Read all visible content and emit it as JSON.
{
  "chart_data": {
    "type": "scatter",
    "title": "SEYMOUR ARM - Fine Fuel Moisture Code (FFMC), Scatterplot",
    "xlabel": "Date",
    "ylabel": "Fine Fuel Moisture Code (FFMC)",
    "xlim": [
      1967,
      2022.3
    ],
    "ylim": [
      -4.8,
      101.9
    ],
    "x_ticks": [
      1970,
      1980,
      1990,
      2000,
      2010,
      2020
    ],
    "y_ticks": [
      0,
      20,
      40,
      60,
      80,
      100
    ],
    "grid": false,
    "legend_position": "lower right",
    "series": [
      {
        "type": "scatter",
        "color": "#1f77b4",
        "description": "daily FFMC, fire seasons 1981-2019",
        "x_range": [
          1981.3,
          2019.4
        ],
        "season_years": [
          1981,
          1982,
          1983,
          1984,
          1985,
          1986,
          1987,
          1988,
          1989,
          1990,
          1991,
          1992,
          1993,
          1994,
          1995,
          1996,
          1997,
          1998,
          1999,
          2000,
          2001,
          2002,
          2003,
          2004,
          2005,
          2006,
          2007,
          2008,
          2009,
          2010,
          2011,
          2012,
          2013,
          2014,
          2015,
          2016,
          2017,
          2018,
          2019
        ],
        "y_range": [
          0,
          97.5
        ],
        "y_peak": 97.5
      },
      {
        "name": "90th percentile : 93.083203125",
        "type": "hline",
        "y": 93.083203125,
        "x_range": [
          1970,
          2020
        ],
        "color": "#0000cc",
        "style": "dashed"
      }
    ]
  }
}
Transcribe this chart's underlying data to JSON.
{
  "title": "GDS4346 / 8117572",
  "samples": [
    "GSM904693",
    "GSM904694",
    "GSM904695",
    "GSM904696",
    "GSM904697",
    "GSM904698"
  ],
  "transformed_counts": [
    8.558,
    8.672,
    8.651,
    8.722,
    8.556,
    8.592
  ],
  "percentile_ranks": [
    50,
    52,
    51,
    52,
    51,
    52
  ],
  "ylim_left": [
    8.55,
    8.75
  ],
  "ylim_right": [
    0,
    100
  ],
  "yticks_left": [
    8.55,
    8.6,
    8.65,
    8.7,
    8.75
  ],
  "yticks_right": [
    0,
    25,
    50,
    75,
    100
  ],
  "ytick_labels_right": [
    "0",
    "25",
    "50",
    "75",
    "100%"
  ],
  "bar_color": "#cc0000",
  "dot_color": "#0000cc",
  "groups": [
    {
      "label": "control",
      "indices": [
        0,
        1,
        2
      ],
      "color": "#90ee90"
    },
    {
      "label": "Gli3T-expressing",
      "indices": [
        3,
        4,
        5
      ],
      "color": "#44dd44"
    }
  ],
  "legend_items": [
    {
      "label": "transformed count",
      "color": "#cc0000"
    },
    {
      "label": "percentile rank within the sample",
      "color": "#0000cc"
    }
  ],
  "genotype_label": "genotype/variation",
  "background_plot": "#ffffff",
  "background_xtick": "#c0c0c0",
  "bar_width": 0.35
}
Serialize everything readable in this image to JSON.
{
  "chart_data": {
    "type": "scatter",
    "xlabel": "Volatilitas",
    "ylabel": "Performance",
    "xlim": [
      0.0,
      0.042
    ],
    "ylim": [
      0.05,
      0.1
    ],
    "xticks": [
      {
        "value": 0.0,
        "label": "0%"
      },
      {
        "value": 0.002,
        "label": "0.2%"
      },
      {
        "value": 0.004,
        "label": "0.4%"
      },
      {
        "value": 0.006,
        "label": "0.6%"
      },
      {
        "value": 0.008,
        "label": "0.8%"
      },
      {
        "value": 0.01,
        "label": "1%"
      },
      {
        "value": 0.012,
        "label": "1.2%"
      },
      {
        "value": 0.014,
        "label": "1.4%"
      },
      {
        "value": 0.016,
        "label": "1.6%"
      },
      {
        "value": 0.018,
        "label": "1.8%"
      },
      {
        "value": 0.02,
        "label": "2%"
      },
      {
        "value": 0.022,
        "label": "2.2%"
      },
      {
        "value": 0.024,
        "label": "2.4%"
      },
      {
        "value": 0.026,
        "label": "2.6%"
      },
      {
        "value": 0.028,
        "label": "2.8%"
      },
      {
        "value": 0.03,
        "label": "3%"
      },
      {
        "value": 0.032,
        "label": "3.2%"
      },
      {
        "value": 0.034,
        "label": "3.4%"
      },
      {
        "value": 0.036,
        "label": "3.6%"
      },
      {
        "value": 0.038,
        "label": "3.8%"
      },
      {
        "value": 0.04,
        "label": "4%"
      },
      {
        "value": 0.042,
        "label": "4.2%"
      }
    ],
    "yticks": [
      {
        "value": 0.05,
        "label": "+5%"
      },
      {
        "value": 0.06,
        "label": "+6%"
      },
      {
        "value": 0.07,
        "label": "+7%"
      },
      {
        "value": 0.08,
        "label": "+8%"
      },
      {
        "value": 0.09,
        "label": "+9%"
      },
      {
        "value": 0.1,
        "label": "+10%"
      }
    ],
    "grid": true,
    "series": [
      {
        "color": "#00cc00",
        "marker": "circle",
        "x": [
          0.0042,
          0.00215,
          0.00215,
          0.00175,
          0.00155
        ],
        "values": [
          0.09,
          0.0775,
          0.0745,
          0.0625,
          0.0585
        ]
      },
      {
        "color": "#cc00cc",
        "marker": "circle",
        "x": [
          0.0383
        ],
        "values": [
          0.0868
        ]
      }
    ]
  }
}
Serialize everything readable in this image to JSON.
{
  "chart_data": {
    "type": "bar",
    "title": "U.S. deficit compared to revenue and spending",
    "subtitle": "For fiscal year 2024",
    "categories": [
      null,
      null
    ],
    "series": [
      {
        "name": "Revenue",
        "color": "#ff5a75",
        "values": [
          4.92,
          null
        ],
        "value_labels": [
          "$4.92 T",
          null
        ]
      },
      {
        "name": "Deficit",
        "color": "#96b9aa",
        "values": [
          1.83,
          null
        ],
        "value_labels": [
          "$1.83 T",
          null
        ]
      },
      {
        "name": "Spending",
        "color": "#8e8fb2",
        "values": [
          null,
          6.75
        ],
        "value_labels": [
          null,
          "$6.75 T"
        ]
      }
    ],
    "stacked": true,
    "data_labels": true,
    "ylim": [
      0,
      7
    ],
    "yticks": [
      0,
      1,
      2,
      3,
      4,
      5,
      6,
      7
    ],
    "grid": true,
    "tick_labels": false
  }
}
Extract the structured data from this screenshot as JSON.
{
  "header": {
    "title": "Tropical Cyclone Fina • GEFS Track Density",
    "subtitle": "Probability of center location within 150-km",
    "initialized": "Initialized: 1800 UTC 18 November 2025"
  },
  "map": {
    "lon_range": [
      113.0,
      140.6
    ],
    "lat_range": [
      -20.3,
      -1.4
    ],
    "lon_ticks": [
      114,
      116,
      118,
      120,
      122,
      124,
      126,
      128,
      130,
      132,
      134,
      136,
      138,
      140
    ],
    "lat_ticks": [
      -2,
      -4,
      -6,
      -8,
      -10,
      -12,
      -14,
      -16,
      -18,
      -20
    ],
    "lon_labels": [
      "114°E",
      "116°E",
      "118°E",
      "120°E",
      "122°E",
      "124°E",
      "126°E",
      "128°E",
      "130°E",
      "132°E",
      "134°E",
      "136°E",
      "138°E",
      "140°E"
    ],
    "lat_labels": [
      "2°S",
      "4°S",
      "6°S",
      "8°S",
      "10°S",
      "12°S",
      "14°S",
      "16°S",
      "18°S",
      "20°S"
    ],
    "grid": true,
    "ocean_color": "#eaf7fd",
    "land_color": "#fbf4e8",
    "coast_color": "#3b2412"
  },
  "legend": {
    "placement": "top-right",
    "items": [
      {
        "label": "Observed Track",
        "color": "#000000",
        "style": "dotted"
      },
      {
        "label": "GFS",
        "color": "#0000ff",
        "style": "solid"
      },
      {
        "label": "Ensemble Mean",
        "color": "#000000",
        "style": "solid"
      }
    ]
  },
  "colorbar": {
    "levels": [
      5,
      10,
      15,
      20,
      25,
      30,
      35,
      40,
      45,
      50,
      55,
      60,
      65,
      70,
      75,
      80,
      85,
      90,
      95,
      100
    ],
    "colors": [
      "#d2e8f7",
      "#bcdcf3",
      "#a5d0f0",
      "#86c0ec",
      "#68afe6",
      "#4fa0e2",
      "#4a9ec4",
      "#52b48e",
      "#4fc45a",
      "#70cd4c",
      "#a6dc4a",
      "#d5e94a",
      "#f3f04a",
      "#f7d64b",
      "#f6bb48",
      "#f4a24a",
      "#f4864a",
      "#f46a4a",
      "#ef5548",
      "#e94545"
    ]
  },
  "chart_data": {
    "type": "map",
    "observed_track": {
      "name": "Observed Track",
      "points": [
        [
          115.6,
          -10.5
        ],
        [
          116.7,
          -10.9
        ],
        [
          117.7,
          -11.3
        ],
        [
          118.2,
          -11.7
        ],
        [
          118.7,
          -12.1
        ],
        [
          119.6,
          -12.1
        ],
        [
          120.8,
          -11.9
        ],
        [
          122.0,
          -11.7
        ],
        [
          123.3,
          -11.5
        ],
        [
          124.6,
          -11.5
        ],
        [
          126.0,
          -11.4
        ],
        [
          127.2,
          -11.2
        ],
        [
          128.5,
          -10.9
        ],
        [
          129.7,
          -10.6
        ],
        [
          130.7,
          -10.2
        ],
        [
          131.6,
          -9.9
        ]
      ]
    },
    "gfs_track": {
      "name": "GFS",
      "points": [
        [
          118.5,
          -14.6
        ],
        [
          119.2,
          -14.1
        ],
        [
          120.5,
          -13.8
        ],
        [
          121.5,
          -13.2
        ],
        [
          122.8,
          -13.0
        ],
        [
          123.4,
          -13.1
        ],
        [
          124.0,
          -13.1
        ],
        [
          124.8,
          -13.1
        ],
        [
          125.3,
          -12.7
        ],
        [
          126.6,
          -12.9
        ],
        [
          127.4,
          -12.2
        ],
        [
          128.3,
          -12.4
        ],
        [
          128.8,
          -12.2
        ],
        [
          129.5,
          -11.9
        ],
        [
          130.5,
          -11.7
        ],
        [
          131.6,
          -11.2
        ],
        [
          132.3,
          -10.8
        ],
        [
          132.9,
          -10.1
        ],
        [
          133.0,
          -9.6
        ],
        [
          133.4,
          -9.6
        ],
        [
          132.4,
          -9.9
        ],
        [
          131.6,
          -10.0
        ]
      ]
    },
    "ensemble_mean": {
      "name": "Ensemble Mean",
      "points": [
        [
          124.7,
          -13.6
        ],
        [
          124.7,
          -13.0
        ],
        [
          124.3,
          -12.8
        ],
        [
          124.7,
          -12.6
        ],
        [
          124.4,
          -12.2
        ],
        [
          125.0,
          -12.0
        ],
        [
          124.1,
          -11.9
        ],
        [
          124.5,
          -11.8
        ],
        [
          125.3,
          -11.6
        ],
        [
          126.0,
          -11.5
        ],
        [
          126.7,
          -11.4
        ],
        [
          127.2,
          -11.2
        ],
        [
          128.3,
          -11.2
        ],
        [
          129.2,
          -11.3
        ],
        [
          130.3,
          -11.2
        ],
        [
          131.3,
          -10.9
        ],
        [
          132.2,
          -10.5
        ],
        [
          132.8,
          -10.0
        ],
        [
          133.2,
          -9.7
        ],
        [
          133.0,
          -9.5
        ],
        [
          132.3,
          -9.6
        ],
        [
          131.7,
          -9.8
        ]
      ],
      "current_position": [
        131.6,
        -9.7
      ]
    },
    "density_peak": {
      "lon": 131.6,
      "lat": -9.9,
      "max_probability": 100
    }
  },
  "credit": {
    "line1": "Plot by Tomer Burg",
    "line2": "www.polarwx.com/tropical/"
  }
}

◆ ◆ ◆ ◆ ◆ ◆ ◆

→ **Work required**
Check each line of these records for the string "Code" and state only how many lines have it.

→ **Expected answer**
2